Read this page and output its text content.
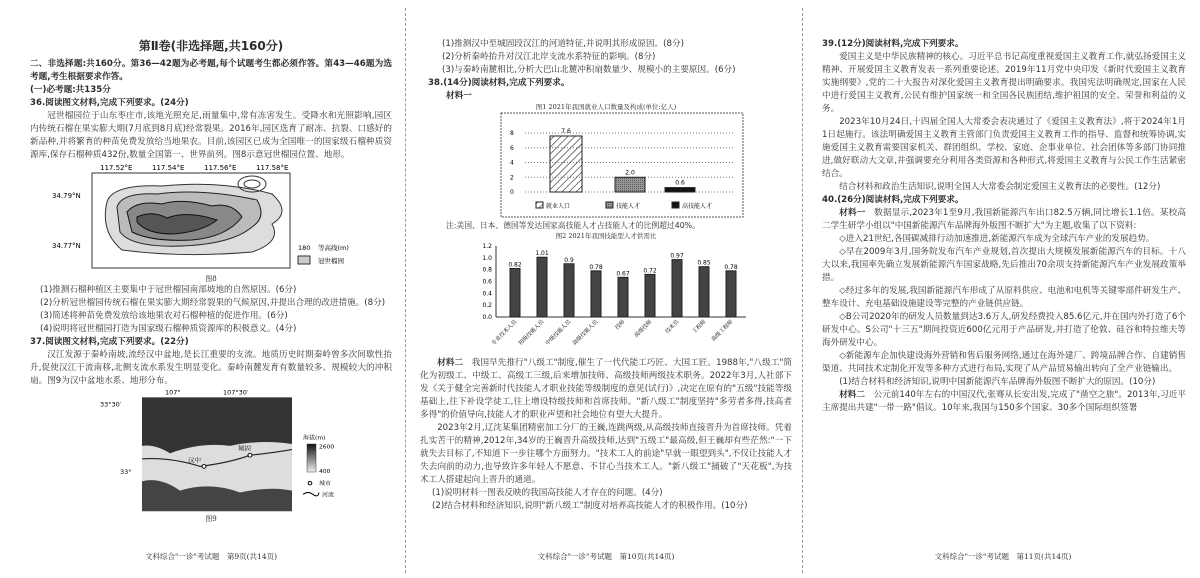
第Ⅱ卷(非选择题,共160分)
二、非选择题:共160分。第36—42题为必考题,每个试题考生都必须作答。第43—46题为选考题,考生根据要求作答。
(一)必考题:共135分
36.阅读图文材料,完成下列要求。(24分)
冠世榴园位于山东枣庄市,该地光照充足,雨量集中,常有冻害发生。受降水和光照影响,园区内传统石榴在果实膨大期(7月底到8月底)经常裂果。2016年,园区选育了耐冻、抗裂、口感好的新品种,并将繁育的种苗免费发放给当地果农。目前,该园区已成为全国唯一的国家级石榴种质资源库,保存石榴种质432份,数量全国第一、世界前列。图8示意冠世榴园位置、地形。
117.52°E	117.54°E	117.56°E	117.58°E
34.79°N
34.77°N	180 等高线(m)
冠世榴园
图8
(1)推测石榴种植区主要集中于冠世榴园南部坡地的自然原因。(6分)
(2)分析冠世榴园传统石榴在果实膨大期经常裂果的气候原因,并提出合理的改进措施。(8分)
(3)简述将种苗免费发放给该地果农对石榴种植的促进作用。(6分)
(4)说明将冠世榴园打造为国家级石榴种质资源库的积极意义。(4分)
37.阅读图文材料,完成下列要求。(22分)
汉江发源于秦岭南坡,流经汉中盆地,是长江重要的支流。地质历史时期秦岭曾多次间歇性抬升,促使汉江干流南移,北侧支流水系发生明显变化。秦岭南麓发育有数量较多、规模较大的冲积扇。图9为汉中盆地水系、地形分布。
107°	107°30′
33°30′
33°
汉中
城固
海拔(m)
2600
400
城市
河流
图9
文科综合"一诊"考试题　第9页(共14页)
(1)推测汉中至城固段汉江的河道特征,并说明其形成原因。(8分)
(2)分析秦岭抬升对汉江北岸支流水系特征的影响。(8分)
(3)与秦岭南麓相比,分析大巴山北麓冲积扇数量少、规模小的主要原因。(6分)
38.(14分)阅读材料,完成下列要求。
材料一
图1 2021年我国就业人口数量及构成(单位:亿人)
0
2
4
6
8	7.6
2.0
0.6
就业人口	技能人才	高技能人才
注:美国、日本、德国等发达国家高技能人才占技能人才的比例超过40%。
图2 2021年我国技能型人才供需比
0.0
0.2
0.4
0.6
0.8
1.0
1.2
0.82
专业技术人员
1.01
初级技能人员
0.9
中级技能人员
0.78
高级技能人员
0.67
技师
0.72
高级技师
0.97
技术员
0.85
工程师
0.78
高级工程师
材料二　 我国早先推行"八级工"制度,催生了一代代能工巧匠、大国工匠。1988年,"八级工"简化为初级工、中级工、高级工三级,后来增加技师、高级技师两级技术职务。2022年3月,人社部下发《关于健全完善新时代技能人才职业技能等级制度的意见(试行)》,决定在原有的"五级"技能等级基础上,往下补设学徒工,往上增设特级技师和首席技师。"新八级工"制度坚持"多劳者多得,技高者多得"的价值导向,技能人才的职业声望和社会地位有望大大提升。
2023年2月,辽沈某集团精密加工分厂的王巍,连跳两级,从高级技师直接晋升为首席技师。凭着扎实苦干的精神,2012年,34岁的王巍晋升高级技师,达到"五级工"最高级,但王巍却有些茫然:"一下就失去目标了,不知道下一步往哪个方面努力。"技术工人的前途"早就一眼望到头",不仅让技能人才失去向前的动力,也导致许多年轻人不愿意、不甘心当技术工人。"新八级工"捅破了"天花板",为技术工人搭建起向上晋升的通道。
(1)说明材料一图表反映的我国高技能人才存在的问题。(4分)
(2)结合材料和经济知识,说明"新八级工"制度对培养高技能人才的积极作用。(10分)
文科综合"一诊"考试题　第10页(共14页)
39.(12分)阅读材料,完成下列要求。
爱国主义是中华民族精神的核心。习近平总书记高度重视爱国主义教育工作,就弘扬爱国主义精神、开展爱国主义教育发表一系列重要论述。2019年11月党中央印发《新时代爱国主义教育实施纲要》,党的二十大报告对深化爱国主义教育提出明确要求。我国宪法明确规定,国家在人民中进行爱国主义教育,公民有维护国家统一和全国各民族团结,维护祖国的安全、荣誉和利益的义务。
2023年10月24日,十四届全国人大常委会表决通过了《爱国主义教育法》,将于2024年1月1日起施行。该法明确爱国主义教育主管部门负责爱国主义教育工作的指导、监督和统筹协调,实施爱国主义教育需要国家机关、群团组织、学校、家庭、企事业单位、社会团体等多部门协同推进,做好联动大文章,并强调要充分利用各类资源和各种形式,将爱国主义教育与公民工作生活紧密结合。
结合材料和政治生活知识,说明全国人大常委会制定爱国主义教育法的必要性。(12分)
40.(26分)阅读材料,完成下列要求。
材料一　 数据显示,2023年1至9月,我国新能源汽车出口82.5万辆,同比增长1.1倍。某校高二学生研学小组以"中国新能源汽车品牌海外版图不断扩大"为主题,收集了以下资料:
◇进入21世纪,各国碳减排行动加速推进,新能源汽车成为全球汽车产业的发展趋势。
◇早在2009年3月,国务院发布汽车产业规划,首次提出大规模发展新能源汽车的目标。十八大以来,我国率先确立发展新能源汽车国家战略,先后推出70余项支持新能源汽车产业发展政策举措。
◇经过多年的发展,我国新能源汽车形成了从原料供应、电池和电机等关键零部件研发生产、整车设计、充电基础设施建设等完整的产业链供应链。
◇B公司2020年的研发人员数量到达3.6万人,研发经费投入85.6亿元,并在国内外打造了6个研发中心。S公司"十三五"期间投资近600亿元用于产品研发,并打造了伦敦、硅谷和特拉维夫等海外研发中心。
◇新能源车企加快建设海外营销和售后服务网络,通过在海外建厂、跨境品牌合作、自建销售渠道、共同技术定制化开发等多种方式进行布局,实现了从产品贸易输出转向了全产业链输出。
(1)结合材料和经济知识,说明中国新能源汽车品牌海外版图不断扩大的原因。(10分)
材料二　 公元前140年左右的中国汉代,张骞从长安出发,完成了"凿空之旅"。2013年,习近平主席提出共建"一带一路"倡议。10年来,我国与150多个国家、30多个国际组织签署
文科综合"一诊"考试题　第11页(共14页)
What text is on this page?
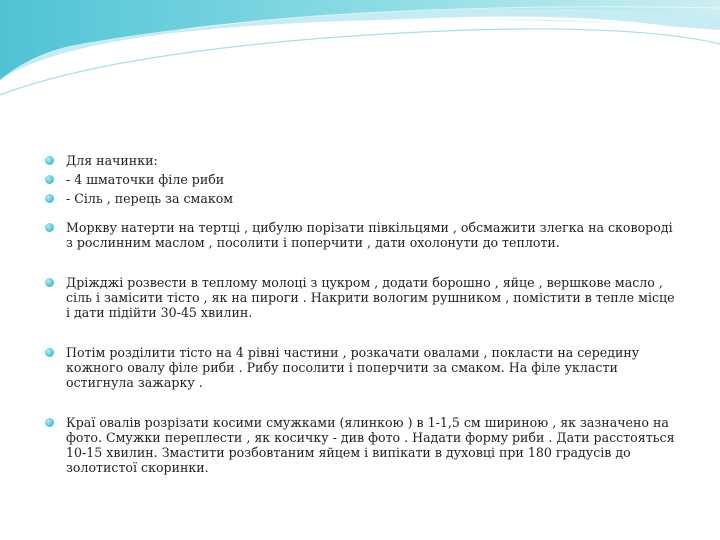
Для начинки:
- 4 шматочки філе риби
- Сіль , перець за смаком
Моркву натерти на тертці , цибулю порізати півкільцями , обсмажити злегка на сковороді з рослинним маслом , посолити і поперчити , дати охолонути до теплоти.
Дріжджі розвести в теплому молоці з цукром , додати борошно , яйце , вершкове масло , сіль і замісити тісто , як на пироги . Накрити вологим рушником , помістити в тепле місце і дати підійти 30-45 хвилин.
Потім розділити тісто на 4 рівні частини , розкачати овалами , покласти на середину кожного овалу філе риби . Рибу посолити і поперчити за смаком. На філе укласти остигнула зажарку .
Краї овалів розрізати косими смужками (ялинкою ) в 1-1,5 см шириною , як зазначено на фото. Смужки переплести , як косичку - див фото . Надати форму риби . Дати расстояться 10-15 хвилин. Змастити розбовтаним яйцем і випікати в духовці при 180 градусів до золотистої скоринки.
==========
Give back every line exactly as it stands, pictures excluded.

▶ _TASK RESULT_
Read this page and output its text content.
第Ⅱ卷(非选择题,共160分)
二、非选择题:共160分。第36—42题为必考题,每个试题考生都必须作答。第43—46题为选考题,考生根据要求作答。
(一)必考题:共135分
36.阅读图文材料,完成下列要求。(24分)
冠世榴园位于山东枣庄市,该地光照充足,雨量集中,常有冻害发生。受降水和光照影响,园区内传统石榴在果实膨大期(7月底到8月底)经常裂果。2016年,园区选育了耐冻、抗裂、口感好的新品种,并将繁育的种苗免费发放给当地果农。目前,该园区已成为全国唯一的国家级石榴种质资源库,保存石榴种质432份,数量全国第一、世界前列。图8示意冠世榴园位置、地形。
117.52°E	117.54°E	117.56°E	117.58°E
34.79°N
34.77°N	180 等高线(m)
冠世榴园
图8
(1)推测石榴种植区主要集中于冠世榴园南部坡地的自然原因。(6分)
(2)分析冠世榴园传统石榴在果实膨大期经常裂果的气候原因,并提出合理的改进措施。(8分)
(3)简述将种苗免费发放给该地果农对石榴种植的促进作用。(6分)
(4)说明将冠世榴园打造为国家级石榴种质资源库的积极意义。(4分)
37.阅读图文材料,完成下列要求。(22分)
汉江发源于秦岭南坡,流经汉中盆地,是长江重要的支流。地质历史时期秦岭曾多次间歇性抬升,促使汉江干流南移,北侧支流水系发生明显变化。秦岭南麓发育有数量较多、规模较大的冲积扇。图9为汉中盆地水系、地形分布。
107°	107°30′
33°30′
33°
汉中
城固
海拔(m)
2600
400
城市
河流
图9
文科综合"一诊"考试题　第9页(共14页)
(1)推测汉中至城固段汉江的河道特征,并说明其形成原因。(8分)
(2)分析秦岭抬升对汉江北岸支流水系特征的影响。(8分)
(3)与秦岭南麓相比,分析大巴山北麓冲积扇数量少、规模小的主要原因。(6分)
38.(14分)阅读材料,完成下列要求。
材料一
图1 2021年我国就业人口数量及构成(单位:亿人)
0
2
4
6
8	7.6
2.0
0.6
就业人口	技能人才	高技能人才
注:美国、日本、德国等发达国家高技能人才占技能人才的比例超过40%。
图2 2021年我国技能型人才供需比
0.0
0.2
0.4
0.6
0.8
1.0
1.2
0.82
专业技术人员
1.01
初级技能人员
0.9
中级技能人员
0.78
高级技能人员
0.67
技师
0.72
高级技师
0.97
技术员
0.85
工程师
0.78
高级工程师
材料二　 我国早先推行"八级工"制度,催生了一代代能工巧匠、大国工匠。1988年,"八级工"简化为初级工、中级工、高级工三级,后来增加技师、高级技师两级技术职务。2022年3月,人社部下发《关于健全完善新时代技能人才职业技能等级制度的意见(试行)》,决定在原有的"五级"技能等级基础上,往下补设学徒工,往上增设特级技师和首席技师。"新八级工"制度坚持"多劳者多得,技高者多得"的价值导向,技能人才的职业声望和社会地位有望大大提升。
2023年2月,辽沈某集团精密加工分厂的王巍,连跳两级,从高级技师直接晋升为首席技师。凭着扎实苦干的精神,2012年,34岁的王巍晋升高级技师,达到"五级工"最高级,但王巍却有些茫然:"一下就失去目标了,不知道下一步往哪个方面努力。"技术工人的前途"早就一眼望到头",不仅让技能人才失去向前的动力,也导致许多年轻人不愿意、不甘心当技术工人。"新八级工"捅破了"天花板",为技术工人搭建起向上晋升的通道。
(1)说明材料一图表反映的我国高技能人才存在的问题。(4分)
(2)结合材料和经济知识,说明"新八级工"制度对培养高技能人才的积极作用。(10分)
文科综合"一诊"考试题　第10页(共14页)
39.(12分)阅读材料,完成下列要求。
爱国主义是中华民族精神的核心。习近平总书记高度重视爱国主义教育工作,就弘扬爱国主义精神、开展爱国主义教育发表一系列重要论述。2019年11月党中央印发《新时代爱国主义教育实施纲要》,党的二十大报告对深化爱国主义教育提出明确要求。我国宪法明确规定,国家在人民中进行爱国主义教育,公民有维护国家统一和全国各民族团结,维护祖国的安全、荣誉和利益的义务。
2023年10月24日,十四届全国人大常委会表决通过了《爱国主义教育法》,将于2024年1月1日起施行。该法明确爱国主义教育主管部门负责爱国主义教育工作的指导、监督和统筹协调,实施爱国主义教育需要国家机关、群团组织、学校、家庭、企事业单位、社会团体等多部门协同推进,做好联动大文章,并强调要充分利用各类资源和各种形式,将爱国主义教育与公民工作生活紧密结合。
结合材料和政治生活知识,说明全国人大常委会制定爱国主义教育法的必要性。(12分)
40.(26分)阅读材料,完成下列要求。
材料一　 数据显示,2023年1至9月,我国新能源汽车出口82.5万辆,同比增长1.1倍。某校高二学生研学小组以"中国新能源汽车品牌海外版图不断扩大"为主题,收集了以下资料:
◇进入21世纪,各国碳减排行动加速推进,新能源汽车成为全球汽车产业的发展趋势。
◇早在2009年3月,国务院发布汽车产业规划,首次提出大规模发展新能源汽车的目标。十八大以来,我国率先确立发展新能源汽车国家战略,先后推出70余项支持新能源汽车产业发展政策举措。
◇经过多年的发展,我国新能源汽车形成了从原料供应、电池和电机等关键零部件研发生产、整车设计、充电基础设施建设等完整的产业链供应链。
◇B公司2020年的研发人员数量到达3.6万人,研发经费投入85.6亿元,并在国内外打造了6个研发中心。S公司"十三五"期间投资近600亿元用于产品研发,并打造了伦敦、硅谷和特拉维夫等海外研发中心。
◇新能源车企加快建设海外营销和售后服务网络,通过在海外建厂、跨境品牌合作、自建销售渠道、共同技术定制化开发等多种方式进行布局,实现了从产品贸易输出转向了全产业链输出。
(1)结合材料和经济知识,说明中国新能源汽车品牌海外版图不断扩大的原因。(10分)
材料二　 公元前140年左右的中国汉代,张骞从长安出发,完成了"凿空之旅"。2013年,习近平主席提出共建"一带一路"倡议。10年来,我国与150多个国家、30多个国际组织签署
文科综合"一诊"考试题　第11页(共14页)
What text is on this page?
Для начинки:
- 4 шматочки філе риби
- Сіль , перець за смаком
Моркву натерти на тертці , цибулю порізати півкільцями , обсмажити злегка на сковороді з рослинним маслом , посолити і поперчити , дати охолонути до теплоти.
Дріжджі розвести в теплому молоці з цукром , додати борошно , яйце , вершкове масло , сіль і замісити тісто , як на пироги . Накрити вологим рушником , помістити в тепле місце і дати підійти 30-45 хвилин.
Потім розділити тісто на 4 рівні частини , розкачати овалами , покласти на середину кожного овалу філе риби . Рибу посолити і поперчити за смаком. На філе укласти остигнула зажарку .
Краї овалів розрізати косими смужками (ялинкою ) в 1-1,5 см шириною , як зазначено на фото. Смужки переплести , як косичку - див фото . Надати форму риби . Дати расстояться 10-15 хвилин. Змастити розбовтаним яйцем і випікати в духовці при 180 градусів до золотистої скоринки.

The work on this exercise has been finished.